Data listing:
------------------------------------------------

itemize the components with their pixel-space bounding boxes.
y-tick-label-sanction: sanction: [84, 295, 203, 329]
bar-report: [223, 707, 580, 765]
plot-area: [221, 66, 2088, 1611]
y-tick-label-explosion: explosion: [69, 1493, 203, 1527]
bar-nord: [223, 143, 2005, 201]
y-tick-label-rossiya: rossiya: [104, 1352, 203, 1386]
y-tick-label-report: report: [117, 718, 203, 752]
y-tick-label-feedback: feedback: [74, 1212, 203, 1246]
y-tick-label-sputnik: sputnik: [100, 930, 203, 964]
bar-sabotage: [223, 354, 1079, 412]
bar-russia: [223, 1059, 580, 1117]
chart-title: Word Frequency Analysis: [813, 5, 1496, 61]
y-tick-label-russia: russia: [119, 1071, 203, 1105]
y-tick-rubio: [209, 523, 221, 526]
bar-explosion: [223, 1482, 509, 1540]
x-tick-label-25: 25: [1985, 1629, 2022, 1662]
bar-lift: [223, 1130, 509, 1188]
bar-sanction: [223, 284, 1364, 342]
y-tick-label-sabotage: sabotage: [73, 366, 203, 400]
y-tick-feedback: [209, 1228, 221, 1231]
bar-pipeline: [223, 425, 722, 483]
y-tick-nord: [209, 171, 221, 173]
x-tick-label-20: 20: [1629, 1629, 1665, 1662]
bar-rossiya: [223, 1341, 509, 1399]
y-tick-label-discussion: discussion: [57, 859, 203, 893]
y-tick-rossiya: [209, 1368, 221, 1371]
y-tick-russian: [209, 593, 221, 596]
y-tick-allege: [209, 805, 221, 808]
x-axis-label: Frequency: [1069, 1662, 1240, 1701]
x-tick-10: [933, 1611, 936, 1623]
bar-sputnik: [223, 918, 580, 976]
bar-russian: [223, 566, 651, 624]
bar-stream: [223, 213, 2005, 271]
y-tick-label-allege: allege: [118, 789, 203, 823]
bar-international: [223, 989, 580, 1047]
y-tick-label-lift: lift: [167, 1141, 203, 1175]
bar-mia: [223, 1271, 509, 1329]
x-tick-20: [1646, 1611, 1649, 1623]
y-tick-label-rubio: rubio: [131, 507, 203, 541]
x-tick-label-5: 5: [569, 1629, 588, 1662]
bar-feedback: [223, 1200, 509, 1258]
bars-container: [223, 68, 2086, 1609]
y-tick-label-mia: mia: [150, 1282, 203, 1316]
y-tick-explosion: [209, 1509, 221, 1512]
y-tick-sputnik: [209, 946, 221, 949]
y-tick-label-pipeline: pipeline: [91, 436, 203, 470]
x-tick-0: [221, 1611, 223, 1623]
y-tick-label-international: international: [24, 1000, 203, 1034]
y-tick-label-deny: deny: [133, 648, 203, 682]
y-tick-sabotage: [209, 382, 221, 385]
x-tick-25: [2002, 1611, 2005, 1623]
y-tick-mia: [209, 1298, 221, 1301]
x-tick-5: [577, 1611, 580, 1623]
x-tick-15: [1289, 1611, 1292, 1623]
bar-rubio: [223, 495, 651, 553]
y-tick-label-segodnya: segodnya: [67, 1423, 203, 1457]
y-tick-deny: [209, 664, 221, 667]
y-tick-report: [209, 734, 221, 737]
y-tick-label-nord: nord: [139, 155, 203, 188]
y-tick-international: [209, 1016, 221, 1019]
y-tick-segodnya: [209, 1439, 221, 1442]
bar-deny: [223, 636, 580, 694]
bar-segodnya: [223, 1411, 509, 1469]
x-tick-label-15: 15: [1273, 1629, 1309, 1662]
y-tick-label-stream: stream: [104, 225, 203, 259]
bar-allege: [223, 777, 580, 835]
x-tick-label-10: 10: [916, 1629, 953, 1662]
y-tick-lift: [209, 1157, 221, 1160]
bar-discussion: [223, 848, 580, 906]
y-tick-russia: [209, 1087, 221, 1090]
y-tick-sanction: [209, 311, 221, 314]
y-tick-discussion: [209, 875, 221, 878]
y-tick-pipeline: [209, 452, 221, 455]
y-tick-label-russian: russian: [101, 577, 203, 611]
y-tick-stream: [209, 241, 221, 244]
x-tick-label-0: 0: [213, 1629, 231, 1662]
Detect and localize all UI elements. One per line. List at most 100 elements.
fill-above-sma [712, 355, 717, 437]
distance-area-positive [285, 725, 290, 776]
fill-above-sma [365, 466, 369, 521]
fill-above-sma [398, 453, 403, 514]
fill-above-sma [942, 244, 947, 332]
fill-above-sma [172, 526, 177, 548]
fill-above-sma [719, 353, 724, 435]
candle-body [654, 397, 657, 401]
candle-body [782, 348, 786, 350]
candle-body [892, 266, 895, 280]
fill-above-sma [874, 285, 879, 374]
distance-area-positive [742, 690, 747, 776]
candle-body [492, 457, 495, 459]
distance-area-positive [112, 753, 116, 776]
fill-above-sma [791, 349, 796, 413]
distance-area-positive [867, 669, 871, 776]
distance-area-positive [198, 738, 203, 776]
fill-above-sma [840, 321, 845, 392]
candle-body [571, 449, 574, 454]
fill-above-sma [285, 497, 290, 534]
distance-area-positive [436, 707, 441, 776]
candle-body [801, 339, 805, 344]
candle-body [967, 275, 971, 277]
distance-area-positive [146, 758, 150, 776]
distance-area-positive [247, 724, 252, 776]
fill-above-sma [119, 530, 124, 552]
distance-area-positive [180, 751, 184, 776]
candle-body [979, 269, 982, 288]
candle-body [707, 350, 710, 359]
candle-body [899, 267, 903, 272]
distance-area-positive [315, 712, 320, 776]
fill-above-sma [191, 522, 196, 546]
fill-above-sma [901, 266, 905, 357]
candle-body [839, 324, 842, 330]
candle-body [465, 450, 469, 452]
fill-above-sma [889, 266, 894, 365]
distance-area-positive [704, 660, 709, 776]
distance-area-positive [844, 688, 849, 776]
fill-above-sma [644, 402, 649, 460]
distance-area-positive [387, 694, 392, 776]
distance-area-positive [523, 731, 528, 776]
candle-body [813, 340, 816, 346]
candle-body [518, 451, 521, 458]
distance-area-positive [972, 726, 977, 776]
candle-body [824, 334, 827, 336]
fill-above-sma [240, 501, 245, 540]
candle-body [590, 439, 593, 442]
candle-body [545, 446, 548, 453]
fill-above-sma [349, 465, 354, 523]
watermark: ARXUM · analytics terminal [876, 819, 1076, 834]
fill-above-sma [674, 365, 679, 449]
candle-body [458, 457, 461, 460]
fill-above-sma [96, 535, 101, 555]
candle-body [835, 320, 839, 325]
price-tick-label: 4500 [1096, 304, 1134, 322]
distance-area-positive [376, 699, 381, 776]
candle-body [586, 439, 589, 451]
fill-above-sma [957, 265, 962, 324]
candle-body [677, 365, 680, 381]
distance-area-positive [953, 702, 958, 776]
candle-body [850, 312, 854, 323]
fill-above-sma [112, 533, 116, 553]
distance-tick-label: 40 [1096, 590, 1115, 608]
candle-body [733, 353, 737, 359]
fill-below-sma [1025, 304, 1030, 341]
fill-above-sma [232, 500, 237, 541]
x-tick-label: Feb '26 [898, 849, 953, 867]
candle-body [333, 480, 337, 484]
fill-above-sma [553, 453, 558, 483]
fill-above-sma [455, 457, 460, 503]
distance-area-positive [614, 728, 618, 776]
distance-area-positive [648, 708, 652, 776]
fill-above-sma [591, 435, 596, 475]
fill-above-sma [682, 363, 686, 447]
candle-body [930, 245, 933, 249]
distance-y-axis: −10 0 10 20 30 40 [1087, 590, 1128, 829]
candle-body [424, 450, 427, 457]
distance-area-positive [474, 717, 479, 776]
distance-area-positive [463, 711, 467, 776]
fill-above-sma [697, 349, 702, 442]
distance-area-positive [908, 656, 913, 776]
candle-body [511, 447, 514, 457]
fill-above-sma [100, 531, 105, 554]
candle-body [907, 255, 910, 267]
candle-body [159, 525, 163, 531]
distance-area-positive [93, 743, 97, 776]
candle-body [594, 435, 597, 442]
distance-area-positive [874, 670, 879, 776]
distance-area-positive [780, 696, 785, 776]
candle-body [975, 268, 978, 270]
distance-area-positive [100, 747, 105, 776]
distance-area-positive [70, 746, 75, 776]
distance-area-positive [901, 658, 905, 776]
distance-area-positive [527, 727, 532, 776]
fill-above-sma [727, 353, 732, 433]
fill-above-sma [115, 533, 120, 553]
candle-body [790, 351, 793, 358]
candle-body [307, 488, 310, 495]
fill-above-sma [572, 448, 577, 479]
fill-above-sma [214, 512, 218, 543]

------------------------------------------------

Please reproduce, word for word, everything from the start of the material down to the line containing "bar-russia: [223, 1059, 580, 1117]", with that line included.

→ **TASK RESULT**
itemize the components with their pixel-space bounding boxes.
y-tick-label-sanction: sanction: [84, 295, 203, 329]
bar-report: [223, 707, 580, 765]
plot-area: [221, 66, 2088, 1611]
y-tick-label-explosion: explosion: [69, 1493, 203, 1527]
bar-nord: [223, 143, 2005, 201]
y-tick-label-rossiya: rossiya: [104, 1352, 203, 1386]
y-tick-label-report: report: [117, 718, 203, 752]
y-tick-label-feedback: feedback: [74, 1212, 203, 1246]
y-tick-label-sputnik: sputnik: [100, 930, 203, 964]
bar-sabotage: [223, 354, 1079, 412]
bar-russia: [223, 1059, 580, 1117]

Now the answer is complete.